### TO BE DONE
Find each line containing the string "наушники" and return it.

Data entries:
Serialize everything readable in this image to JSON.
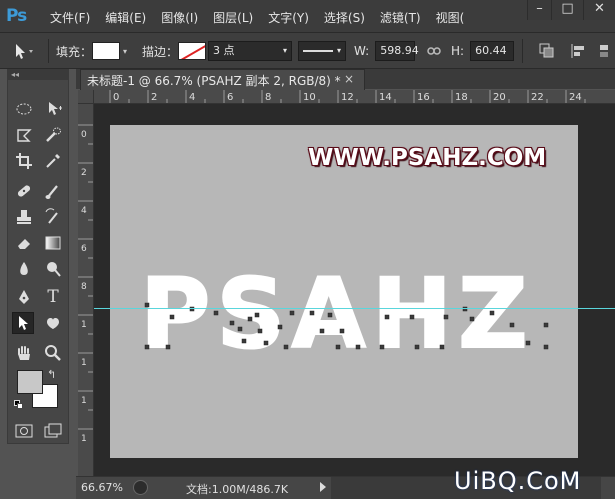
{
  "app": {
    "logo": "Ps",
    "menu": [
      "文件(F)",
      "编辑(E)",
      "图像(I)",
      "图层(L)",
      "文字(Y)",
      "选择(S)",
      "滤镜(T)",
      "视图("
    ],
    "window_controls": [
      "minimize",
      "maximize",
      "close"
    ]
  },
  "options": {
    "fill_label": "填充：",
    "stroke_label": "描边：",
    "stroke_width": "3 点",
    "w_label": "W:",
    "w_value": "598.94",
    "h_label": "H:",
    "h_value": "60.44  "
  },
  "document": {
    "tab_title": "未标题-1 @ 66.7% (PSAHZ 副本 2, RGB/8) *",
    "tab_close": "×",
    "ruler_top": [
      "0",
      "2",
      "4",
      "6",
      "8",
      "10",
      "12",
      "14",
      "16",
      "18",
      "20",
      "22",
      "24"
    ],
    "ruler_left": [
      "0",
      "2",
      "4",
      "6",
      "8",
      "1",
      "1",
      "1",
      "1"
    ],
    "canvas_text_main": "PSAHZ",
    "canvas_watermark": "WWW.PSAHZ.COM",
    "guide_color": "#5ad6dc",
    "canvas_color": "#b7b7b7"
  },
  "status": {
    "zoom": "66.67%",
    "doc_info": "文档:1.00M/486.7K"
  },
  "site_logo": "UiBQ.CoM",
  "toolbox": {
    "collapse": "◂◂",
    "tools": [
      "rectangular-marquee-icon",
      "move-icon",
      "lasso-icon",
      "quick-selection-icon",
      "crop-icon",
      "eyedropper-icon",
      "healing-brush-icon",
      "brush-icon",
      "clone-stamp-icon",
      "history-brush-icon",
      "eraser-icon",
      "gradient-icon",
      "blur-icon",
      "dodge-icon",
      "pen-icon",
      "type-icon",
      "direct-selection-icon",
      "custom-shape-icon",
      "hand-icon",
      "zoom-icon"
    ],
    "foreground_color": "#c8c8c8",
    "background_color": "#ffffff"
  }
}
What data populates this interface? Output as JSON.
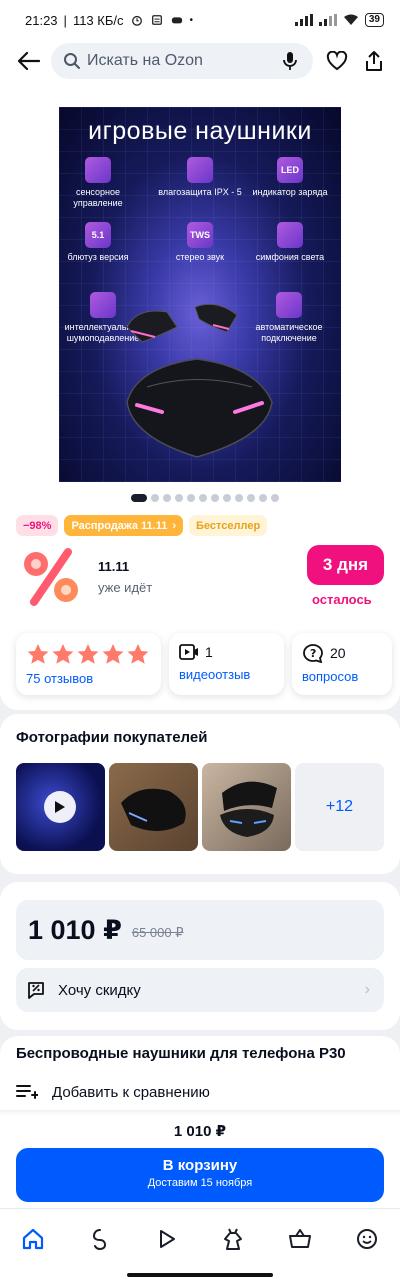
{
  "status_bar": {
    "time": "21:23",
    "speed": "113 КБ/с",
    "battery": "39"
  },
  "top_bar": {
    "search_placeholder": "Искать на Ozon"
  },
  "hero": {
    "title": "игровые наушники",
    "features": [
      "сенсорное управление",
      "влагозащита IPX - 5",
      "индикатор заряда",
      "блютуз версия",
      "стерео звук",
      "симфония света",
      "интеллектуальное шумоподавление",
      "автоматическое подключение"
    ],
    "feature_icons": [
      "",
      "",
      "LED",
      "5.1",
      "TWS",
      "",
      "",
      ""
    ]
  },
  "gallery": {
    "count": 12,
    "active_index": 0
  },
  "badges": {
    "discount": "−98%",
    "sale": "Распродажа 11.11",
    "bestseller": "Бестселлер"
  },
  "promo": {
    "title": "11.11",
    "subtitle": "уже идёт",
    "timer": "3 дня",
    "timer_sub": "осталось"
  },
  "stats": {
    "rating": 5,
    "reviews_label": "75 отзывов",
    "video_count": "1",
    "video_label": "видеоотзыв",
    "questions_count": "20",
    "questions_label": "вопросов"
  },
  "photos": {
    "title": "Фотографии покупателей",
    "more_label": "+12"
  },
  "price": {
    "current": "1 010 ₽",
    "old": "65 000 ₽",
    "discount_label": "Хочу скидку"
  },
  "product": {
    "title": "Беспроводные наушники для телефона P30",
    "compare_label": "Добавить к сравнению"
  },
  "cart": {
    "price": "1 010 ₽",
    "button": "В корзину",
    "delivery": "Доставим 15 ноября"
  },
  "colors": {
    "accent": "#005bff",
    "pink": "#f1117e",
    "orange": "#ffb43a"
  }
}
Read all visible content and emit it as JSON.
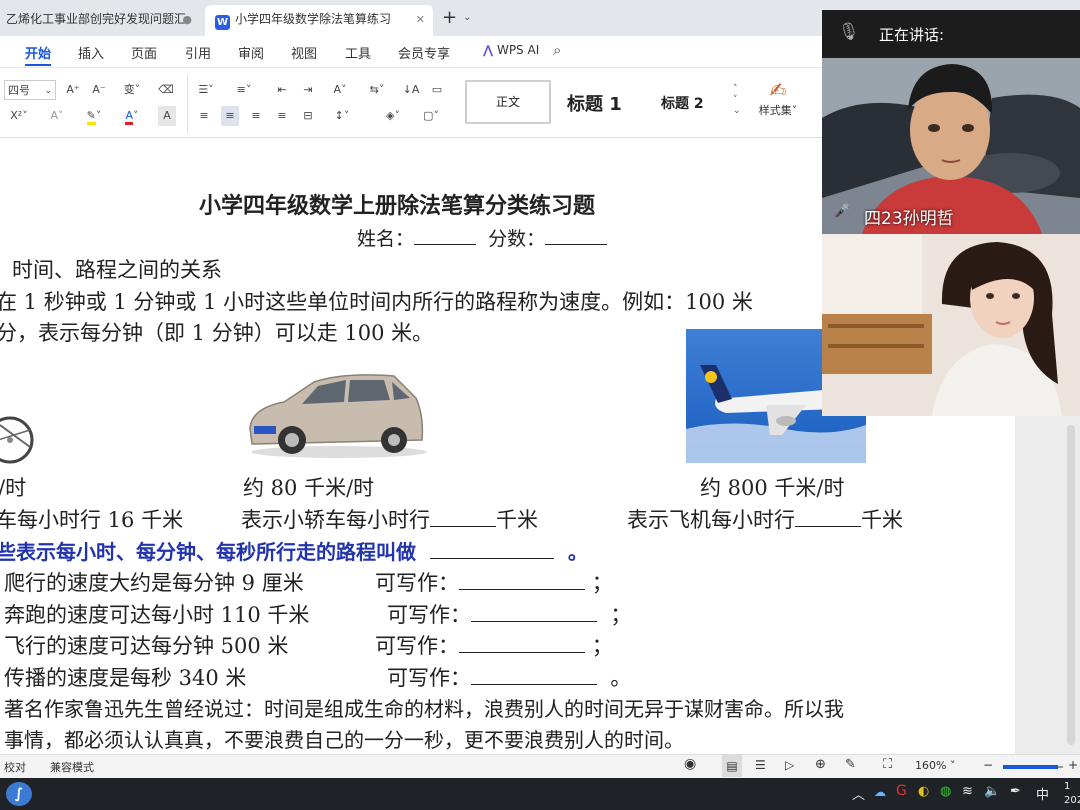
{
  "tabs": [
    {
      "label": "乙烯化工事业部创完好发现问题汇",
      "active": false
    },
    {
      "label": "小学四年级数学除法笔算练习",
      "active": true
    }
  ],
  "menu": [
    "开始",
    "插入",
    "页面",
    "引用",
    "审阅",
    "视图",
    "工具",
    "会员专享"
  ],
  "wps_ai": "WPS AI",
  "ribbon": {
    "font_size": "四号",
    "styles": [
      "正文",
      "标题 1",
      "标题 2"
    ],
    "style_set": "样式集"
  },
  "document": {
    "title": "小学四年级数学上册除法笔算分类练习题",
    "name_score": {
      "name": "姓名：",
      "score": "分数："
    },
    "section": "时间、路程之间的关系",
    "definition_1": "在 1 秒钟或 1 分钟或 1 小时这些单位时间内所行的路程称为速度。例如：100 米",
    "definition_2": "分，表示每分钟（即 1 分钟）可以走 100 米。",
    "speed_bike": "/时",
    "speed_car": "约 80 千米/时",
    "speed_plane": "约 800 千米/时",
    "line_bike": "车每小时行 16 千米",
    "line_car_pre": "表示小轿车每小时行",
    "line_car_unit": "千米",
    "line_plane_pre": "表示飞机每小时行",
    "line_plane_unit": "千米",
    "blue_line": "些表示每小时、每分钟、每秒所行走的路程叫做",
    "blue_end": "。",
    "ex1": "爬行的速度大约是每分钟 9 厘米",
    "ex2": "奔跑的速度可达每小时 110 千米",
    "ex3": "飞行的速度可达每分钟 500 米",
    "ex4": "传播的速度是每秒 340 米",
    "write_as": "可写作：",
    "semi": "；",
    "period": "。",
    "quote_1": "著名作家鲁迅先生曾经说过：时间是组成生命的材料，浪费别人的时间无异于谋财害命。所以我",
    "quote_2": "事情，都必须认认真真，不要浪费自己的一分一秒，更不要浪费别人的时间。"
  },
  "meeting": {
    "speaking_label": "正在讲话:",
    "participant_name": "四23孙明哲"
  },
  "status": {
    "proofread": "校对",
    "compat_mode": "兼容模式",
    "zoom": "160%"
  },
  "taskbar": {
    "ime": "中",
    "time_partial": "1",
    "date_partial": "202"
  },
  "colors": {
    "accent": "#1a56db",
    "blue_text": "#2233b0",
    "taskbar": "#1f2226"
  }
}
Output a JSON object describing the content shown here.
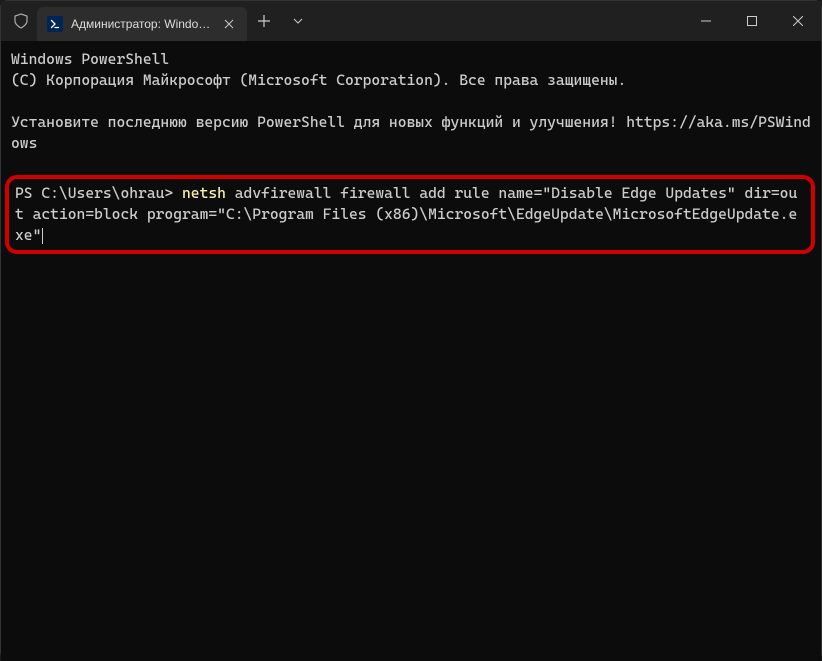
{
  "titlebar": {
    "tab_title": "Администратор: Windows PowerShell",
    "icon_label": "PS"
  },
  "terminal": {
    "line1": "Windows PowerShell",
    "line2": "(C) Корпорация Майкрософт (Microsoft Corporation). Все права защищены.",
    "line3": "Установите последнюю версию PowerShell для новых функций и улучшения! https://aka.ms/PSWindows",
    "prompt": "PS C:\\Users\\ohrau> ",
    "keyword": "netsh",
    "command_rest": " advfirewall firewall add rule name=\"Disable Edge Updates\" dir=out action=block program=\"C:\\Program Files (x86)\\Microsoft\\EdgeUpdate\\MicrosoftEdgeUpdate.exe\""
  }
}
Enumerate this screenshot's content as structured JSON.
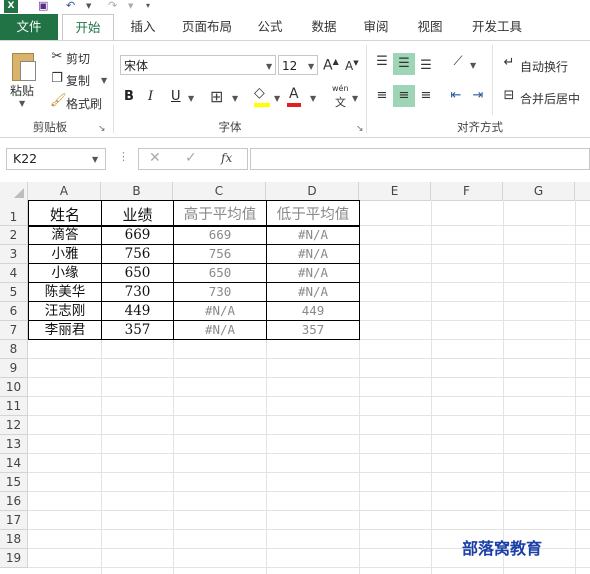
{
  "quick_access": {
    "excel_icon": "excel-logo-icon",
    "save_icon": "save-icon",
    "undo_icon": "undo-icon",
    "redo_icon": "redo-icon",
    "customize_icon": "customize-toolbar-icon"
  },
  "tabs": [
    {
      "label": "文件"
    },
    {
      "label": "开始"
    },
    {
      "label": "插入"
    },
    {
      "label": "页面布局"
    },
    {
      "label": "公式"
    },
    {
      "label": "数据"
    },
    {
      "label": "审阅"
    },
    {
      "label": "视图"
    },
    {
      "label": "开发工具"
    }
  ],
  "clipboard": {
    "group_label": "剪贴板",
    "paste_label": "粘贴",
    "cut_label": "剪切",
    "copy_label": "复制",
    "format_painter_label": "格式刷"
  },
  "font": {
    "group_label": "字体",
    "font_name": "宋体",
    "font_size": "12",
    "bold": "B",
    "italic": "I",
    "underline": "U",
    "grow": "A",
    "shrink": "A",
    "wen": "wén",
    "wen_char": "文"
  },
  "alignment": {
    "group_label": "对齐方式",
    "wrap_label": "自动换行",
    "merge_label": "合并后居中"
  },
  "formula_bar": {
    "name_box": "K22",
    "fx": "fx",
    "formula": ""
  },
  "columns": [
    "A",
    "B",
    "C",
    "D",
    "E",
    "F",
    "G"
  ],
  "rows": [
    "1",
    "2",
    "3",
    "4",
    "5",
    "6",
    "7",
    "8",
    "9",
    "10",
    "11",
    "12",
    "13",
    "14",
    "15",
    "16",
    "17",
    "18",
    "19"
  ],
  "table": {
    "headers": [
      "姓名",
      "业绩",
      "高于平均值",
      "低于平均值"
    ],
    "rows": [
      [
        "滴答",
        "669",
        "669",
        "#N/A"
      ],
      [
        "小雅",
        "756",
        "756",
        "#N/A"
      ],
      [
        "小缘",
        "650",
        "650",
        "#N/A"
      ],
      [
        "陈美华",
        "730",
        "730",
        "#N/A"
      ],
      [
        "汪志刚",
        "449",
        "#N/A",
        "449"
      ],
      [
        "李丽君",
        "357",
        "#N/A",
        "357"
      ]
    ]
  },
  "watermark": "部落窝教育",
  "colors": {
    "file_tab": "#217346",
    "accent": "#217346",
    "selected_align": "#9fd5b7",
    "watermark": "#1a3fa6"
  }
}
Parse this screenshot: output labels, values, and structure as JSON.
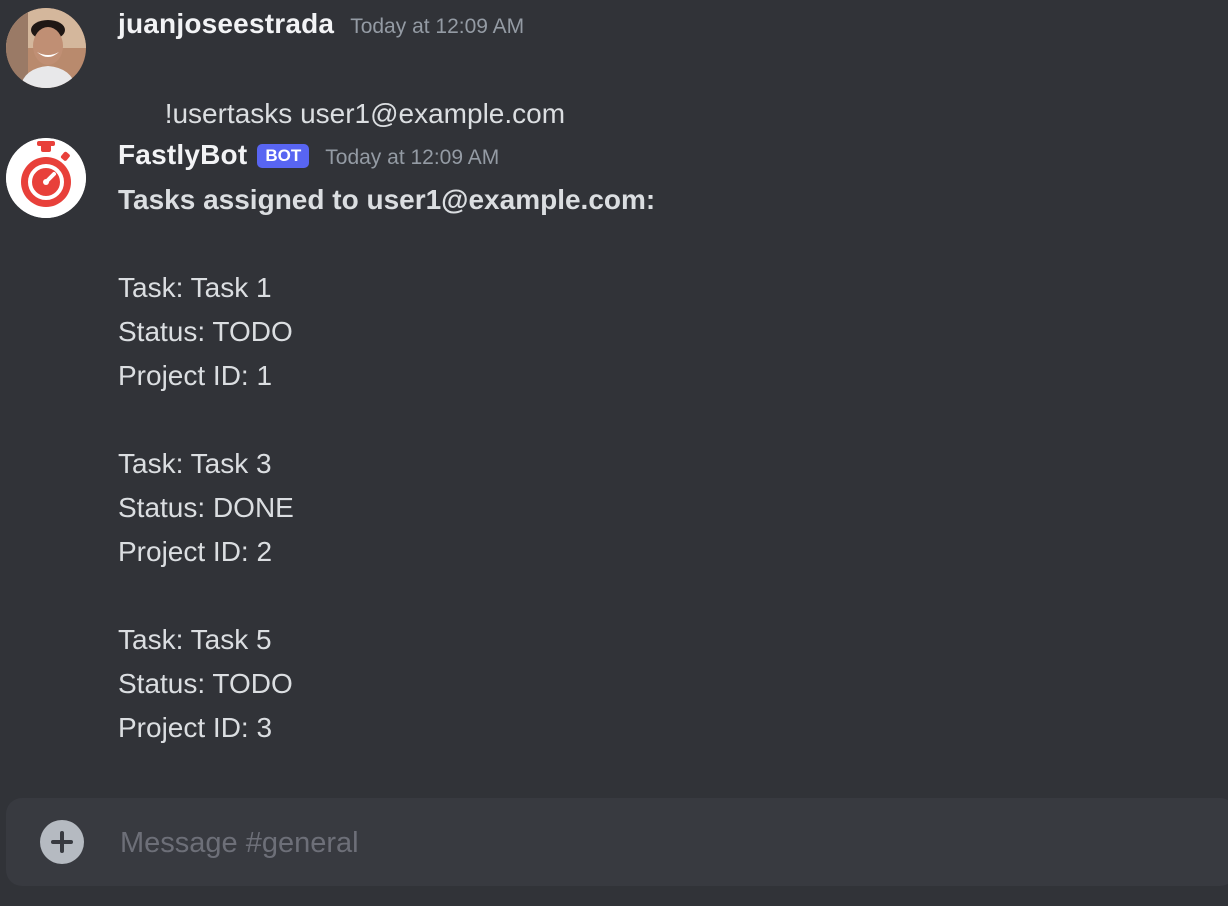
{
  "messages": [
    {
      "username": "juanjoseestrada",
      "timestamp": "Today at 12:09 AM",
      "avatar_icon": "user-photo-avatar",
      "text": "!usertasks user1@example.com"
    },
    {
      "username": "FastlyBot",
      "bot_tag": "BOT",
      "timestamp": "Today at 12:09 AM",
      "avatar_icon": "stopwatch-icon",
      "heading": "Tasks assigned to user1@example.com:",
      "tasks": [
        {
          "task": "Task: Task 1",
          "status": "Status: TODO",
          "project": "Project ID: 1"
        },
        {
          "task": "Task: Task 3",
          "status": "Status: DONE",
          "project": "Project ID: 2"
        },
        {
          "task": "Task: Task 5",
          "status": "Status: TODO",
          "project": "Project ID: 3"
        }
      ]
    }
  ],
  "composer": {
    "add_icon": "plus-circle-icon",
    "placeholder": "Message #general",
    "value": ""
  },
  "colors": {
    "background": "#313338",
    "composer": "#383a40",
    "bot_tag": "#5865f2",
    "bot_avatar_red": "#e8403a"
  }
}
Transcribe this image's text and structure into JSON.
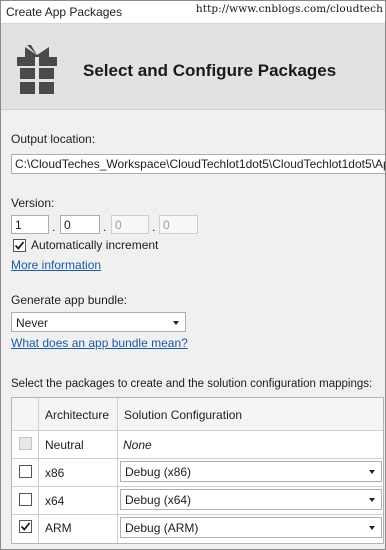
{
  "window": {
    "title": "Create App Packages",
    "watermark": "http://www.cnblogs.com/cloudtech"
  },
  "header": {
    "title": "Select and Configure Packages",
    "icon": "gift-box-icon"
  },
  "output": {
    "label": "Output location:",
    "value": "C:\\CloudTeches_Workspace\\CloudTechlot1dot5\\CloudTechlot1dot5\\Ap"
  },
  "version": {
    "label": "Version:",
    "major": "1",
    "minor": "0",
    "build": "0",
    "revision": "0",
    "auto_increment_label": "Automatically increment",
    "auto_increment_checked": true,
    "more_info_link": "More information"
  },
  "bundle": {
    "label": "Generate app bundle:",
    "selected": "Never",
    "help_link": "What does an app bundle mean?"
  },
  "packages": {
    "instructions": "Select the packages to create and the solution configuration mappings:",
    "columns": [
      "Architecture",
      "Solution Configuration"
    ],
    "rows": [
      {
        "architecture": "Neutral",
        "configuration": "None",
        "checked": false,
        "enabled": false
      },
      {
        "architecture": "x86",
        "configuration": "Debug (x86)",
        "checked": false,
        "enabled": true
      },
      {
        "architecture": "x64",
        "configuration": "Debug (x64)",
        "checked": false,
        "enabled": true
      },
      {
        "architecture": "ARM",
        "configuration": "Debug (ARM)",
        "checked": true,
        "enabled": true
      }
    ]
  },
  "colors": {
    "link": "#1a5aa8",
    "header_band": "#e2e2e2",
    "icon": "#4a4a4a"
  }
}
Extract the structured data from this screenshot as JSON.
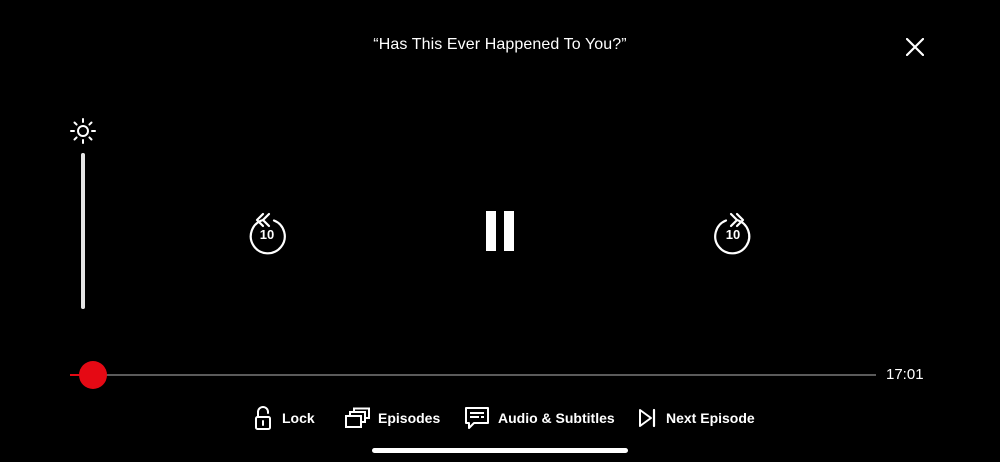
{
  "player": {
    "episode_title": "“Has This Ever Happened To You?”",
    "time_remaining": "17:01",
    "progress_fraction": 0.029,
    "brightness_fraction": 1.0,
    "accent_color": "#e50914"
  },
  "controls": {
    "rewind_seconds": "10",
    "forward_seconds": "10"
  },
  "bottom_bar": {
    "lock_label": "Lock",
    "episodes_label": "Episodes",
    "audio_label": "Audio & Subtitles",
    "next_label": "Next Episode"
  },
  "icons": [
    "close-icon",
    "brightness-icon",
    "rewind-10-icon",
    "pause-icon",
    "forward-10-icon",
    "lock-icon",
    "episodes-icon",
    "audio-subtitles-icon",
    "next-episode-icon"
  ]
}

### RESULT OF THE EXERCISE
    "title": "игровые наушники",
    "title": "Беспроводные наушники для телефона P30",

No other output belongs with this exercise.